Problem to solve » Locate each line with the string "will" in the listing below and copy it.

>> BEGIN Materials provided

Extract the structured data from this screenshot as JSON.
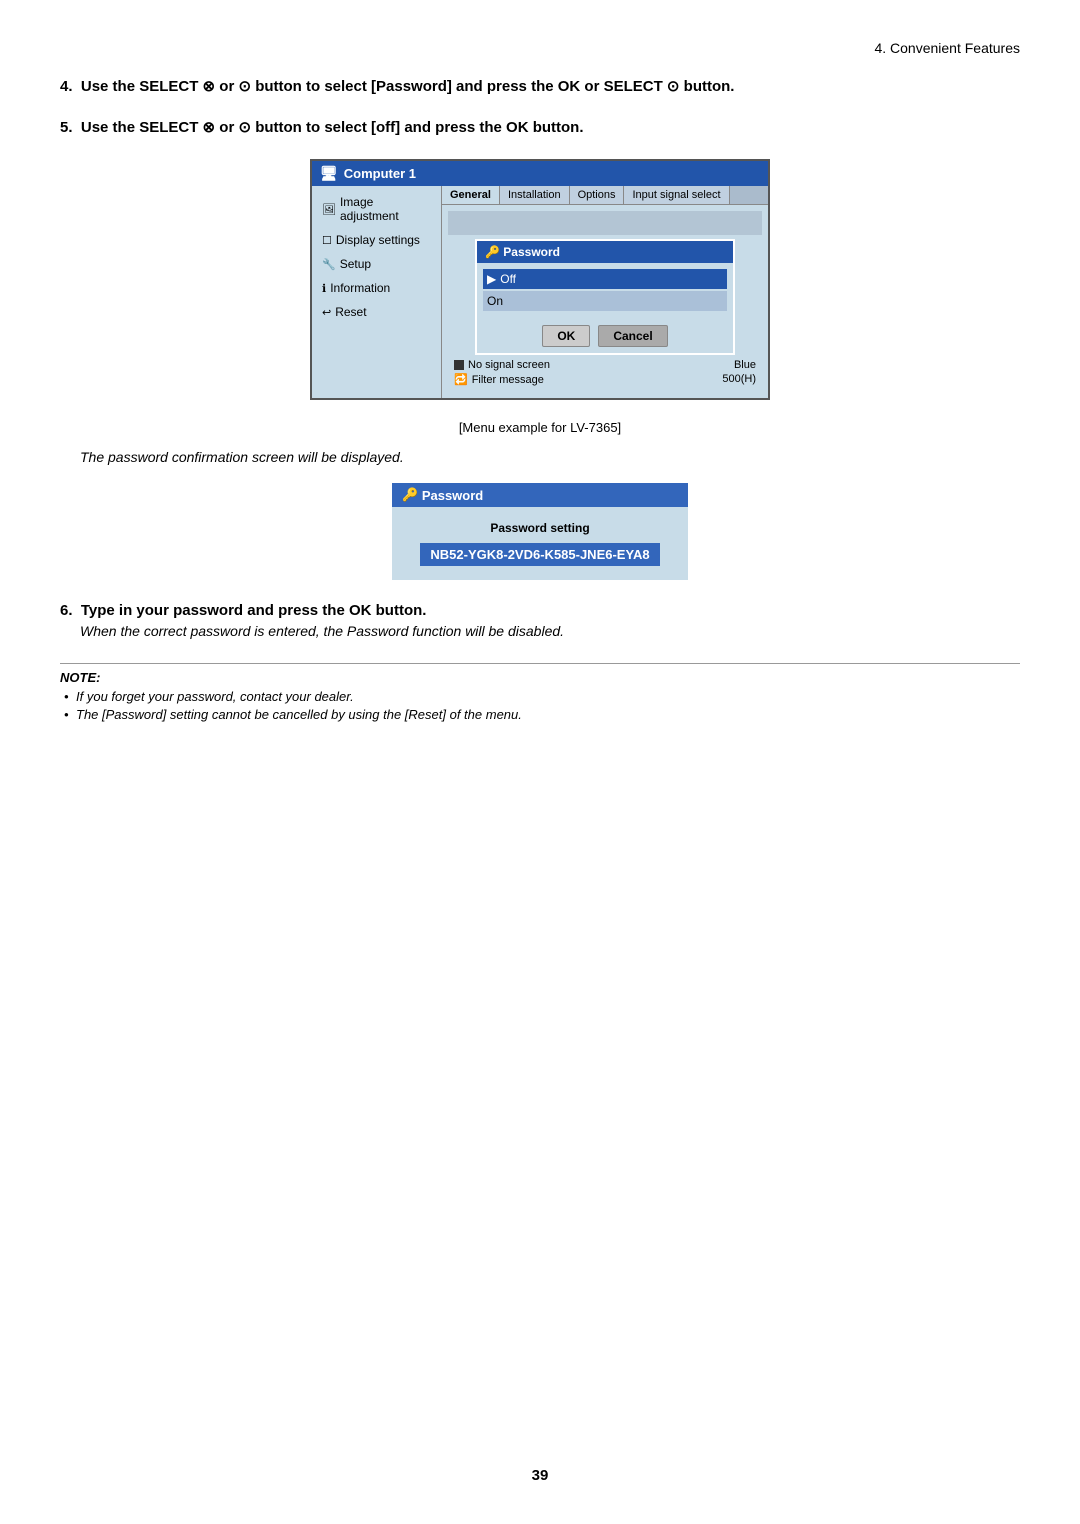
{
  "page": {
    "header": "4. Convenient Features",
    "page_number": "39"
  },
  "steps": {
    "step4": {
      "text": "4.  Use the SELECT ⊗ or ⊙ button to select [Password] and press the OK or SELECT ⊙ button."
    },
    "step5": {
      "text": "5.  Use the SELECT ⊗ or ⊙ button to select [off] and press the OK button."
    },
    "step6": {
      "text": "6.  Type in your password and press the OK button.",
      "sub": "When the correct password is entered, the Password function will be disabled."
    }
  },
  "ui_menu": {
    "title": "Computer 1",
    "sidebar": [
      {
        "label": "Image adjustment",
        "icon": "🖼",
        "active": false
      },
      {
        "label": "Display settings",
        "icon": "🖥",
        "active": false
      },
      {
        "label": "Setup",
        "icon": "🔧",
        "active": false
      },
      {
        "label": "Information",
        "icon": "ℹ",
        "active": false
      },
      {
        "label": "Reset",
        "icon": "↩",
        "active": false
      }
    ],
    "tabs": [
      "General",
      "Installation",
      "Options",
      "Input signal select"
    ],
    "dialog": {
      "title": "Password",
      "title_icon": "🔑",
      "off_label": "Off",
      "on_label": "On",
      "ok_label": "OK",
      "cancel_label": "Cancel"
    },
    "footer_rows": [
      {
        "label": "No signal screen",
        "value": "Blue"
      },
      {
        "label": "Filter message",
        "value": "500(H)"
      }
    ],
    "caption": "[Menu example for LV-7365]"
  },
  "password_confirm": {
    "title": "Password",
    "title_icon": "🔑",
    "setting_label": "Password setting",
    "key": "NB52-YGK8-2VD6-K585-JNE6-EYA8"
  },
  "note": {
    "title": "NOTE:",
    "items": [
      "If you forget your password, contact your dealer.",
      "The [Password] setting cannot be cancelled by using the [Reset] of the menu."
    ]
  },
  "confirm_text": "The password confirmation screen will be displayed."
}
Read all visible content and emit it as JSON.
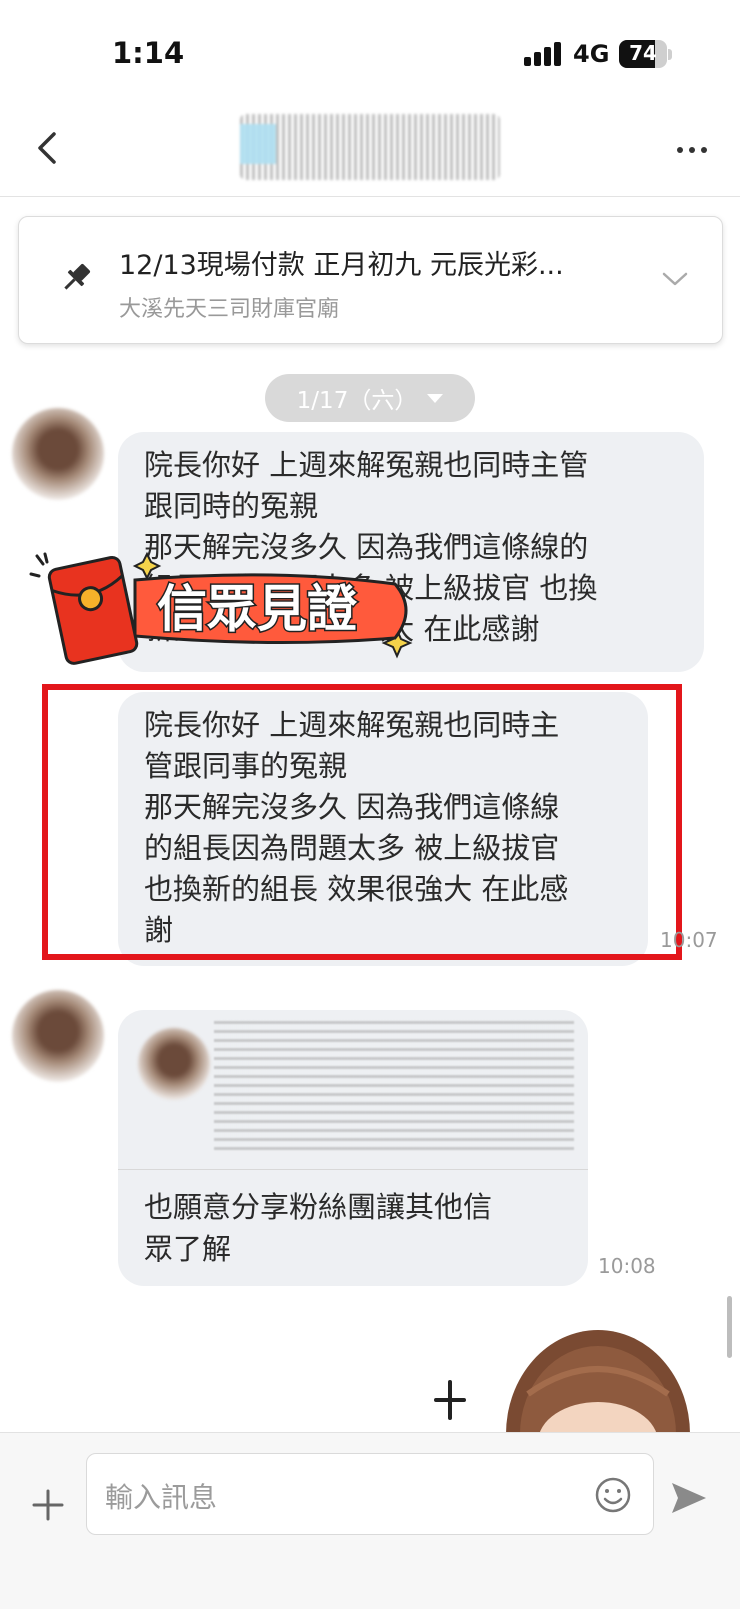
{
  "status_bar": {
    "time": "1:14",
    "network": "4G",
    "battery": "74",
    "battery_level": 0.74
  },
  "header": {
    "back_icon": "chevron-left-icon",
    "more_icon": "more-dots-icon"
  },
  "pinned": {
    "title": "12/13現場付款 正月初九 元辰光彩...",
    "subtitle": "大溪先天三司財庫官廟",
    "icon": "pin-icon"
  },
  "date_chip": {
    "label": "1/17（六）"
  },
  "messages": [
    {
      "text": "院長你好 上週來解冤親也同時主管\n跟同時的冤親\n那天解完沒多久 因為我們這條線的\n組長因為問題太多 被上級拔官 也換\n新的組長 效果很強大 在此感謝"
    },
    {
      "text": "院長你好 上週來解冤親也同時主\n管跟同事的冤親\n那天解完沒多久 因為我們這條線\n的組長因為問題太多 被上級拔官\n也換新的組長 效果很強大 在此感\n謝",
      "time": "10:07"
    },
    {
      "reply_text": "也願意分享粉絲團讓其他信\n眾了解",
      "time": "10:08"
    }
  ],
  "sticker": {
    "text": "信眾見證",
    "colors": {
      "banner": "#ff5a3c",
      "envelope": "#e8331f",
      "coin": "#f5b12a"
    }
  },
  "highlight_color": "#e3161b",
  "input": {
    "placeholder": "輸入訊息",
    "plus_icon": "plus-icon",
    "emoji_icon": "smiley-icon",
    "send_icon": "send-icon"
  }
}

>> END Materials provided

Output for this task »
      "sub": "When the correct password is entered, the Password function will be disabled."
  "confirm_text": "The password confirmation screen will be displayed."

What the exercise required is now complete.